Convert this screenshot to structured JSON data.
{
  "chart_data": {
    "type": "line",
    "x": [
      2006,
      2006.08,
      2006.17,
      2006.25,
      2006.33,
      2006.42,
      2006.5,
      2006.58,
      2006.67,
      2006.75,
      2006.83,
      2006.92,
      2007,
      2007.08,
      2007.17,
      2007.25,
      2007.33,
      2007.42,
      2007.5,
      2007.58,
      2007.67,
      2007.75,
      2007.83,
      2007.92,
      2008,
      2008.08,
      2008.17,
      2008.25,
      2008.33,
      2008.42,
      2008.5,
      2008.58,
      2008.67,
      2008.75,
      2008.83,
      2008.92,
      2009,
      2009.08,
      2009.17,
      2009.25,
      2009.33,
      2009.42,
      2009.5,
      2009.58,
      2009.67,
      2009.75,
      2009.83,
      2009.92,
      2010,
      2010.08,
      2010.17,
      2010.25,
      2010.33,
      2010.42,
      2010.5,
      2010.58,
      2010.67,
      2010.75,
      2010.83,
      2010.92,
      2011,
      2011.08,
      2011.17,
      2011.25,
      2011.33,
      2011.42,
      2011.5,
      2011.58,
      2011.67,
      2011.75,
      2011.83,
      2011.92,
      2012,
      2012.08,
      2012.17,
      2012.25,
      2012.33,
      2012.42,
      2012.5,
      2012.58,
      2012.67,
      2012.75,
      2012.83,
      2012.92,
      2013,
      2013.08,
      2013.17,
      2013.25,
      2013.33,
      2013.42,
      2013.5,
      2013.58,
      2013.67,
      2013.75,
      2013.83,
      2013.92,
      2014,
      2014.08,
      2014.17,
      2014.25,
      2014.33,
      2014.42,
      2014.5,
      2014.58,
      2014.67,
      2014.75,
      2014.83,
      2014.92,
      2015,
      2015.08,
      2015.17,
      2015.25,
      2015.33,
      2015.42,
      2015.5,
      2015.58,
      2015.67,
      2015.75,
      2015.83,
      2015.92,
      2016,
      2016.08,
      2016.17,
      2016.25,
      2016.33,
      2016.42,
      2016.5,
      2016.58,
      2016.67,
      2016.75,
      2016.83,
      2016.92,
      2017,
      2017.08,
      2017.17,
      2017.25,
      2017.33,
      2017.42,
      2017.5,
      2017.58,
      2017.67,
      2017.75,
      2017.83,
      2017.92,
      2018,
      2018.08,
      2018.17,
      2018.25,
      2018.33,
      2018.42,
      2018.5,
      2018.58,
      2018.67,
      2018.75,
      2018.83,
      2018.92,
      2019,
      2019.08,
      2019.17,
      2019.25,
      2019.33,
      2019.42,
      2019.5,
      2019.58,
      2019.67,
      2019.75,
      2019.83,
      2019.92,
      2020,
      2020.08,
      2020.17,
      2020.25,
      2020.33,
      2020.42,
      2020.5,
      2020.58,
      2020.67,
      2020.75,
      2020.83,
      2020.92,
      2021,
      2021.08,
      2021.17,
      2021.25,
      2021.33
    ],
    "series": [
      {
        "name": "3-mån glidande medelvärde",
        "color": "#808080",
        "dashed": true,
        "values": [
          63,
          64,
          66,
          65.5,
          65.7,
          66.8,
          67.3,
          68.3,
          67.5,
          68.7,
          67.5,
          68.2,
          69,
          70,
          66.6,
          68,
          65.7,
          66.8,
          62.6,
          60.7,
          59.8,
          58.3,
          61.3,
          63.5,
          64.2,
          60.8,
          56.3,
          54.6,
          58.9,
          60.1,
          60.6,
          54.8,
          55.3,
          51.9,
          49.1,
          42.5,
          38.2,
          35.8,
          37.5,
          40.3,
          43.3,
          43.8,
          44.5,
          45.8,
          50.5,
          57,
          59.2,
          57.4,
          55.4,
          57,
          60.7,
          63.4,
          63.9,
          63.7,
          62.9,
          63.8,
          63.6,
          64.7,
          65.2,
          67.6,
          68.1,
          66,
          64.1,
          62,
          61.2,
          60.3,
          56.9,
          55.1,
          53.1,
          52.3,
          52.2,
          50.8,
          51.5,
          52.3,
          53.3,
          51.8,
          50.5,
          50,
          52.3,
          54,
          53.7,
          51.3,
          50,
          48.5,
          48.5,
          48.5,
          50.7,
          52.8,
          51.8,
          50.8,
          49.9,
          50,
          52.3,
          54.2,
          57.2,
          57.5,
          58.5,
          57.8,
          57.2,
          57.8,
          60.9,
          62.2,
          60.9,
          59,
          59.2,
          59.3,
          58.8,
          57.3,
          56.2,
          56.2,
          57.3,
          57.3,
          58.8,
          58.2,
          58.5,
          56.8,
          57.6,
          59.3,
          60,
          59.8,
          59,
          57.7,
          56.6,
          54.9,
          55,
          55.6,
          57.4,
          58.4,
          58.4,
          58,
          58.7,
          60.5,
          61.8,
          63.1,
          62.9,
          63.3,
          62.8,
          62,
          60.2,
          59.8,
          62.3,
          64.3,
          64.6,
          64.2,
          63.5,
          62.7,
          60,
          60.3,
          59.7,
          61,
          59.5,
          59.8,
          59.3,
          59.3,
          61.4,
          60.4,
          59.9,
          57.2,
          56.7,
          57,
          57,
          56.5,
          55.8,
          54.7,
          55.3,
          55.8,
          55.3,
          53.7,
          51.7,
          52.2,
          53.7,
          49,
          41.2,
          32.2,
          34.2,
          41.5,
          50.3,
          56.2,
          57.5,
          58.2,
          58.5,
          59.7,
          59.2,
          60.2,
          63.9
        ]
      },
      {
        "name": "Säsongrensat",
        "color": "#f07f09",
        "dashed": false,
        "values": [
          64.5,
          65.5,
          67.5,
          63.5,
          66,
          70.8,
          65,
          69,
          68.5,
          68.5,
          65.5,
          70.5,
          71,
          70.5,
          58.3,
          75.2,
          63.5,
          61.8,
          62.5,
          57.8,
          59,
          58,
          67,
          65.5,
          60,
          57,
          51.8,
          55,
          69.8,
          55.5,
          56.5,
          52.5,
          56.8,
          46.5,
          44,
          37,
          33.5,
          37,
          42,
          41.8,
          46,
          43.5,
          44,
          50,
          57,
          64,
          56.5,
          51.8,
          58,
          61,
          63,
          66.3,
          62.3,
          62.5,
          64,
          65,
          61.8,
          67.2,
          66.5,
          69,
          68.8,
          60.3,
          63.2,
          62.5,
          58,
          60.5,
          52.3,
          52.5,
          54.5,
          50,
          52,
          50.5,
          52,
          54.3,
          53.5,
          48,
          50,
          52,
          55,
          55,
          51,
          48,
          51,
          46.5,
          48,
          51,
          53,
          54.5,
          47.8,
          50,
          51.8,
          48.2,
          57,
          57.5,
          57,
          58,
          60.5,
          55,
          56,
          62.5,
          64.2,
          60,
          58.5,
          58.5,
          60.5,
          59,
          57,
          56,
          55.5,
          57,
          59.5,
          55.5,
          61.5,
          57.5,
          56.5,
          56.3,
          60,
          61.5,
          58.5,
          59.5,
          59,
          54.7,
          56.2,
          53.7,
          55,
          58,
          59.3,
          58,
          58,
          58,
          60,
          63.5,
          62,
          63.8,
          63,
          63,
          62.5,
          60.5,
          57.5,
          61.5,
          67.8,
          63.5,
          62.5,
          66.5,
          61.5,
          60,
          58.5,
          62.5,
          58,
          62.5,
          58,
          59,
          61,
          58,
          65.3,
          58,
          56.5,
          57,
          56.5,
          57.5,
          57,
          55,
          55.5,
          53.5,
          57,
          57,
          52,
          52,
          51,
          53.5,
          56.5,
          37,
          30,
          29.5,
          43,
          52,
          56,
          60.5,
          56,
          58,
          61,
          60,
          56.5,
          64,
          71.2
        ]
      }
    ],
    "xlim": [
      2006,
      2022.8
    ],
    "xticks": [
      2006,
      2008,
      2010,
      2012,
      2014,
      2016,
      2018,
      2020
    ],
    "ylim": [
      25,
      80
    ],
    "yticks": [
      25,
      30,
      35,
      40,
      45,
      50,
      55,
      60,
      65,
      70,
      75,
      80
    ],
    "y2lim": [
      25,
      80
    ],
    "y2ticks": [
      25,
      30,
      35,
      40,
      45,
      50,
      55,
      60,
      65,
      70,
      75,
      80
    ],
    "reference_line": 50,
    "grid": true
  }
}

--

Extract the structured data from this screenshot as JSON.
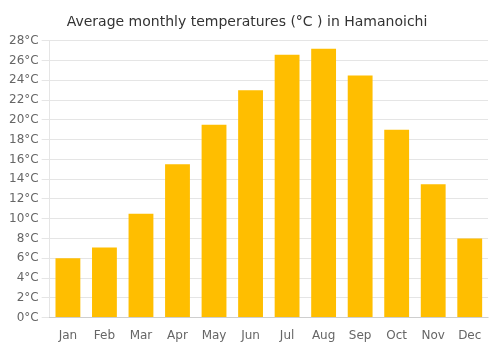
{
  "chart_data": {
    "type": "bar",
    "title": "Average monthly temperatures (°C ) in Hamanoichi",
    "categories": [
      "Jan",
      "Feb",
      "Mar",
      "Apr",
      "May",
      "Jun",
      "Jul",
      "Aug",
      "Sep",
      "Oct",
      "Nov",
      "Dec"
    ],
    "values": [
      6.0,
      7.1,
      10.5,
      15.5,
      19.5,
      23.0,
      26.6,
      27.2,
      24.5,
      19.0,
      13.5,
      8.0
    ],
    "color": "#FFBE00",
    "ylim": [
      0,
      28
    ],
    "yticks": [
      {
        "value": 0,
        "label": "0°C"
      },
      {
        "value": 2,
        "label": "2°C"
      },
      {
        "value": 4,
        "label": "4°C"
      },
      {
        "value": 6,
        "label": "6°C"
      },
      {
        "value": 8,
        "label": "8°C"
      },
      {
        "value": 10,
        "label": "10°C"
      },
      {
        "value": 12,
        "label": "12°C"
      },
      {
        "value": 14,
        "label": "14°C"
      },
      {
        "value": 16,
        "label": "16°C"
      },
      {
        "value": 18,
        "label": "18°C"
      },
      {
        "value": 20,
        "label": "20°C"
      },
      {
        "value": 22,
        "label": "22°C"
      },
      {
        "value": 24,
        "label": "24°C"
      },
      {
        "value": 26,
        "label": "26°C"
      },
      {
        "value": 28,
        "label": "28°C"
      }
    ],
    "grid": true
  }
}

--

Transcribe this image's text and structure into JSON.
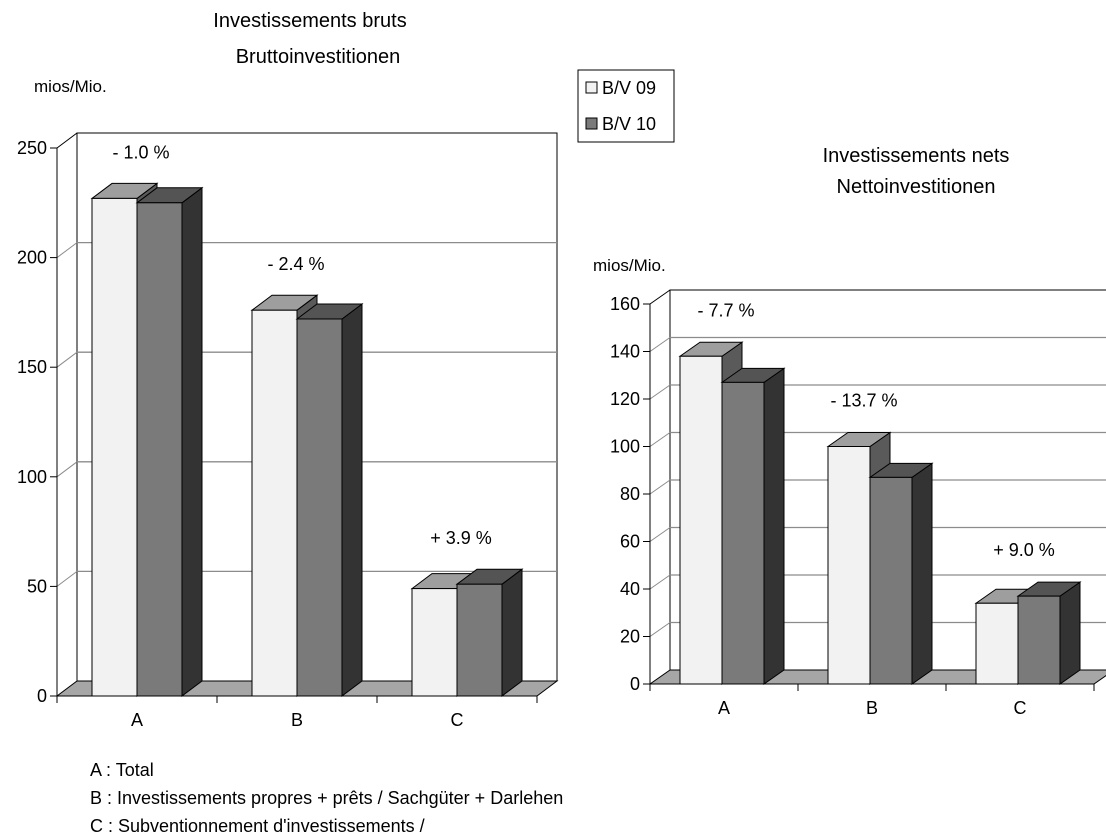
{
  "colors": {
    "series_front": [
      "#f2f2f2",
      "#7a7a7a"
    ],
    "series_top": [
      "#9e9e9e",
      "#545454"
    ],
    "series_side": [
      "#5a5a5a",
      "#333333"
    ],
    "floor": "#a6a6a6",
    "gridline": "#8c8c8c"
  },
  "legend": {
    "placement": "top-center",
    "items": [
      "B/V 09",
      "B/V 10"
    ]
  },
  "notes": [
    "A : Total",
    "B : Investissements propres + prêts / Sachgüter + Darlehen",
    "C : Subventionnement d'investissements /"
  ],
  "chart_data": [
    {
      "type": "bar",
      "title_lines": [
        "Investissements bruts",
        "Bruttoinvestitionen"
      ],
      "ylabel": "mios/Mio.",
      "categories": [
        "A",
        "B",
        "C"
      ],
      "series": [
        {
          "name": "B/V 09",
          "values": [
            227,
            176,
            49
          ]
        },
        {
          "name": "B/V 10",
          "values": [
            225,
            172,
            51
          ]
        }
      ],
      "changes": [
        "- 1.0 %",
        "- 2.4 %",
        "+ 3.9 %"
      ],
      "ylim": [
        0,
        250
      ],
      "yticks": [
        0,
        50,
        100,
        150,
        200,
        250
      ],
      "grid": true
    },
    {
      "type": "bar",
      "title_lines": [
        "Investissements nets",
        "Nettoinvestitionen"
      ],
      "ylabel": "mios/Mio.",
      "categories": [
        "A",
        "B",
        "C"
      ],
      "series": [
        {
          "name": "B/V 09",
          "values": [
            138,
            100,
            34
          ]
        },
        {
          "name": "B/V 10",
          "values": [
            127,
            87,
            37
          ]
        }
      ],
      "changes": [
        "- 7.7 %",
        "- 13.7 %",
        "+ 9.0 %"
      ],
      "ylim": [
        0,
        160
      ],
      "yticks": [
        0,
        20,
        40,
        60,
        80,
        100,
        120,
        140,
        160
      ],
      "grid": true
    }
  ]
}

--

TASK GOAL ▸ Copy every line of the listing where the word "structured" appears.

EXERCISE OUTPUT ▸
Convert this screenshot to structured JSON data.
Extract the structured data from this screenshot as JSON.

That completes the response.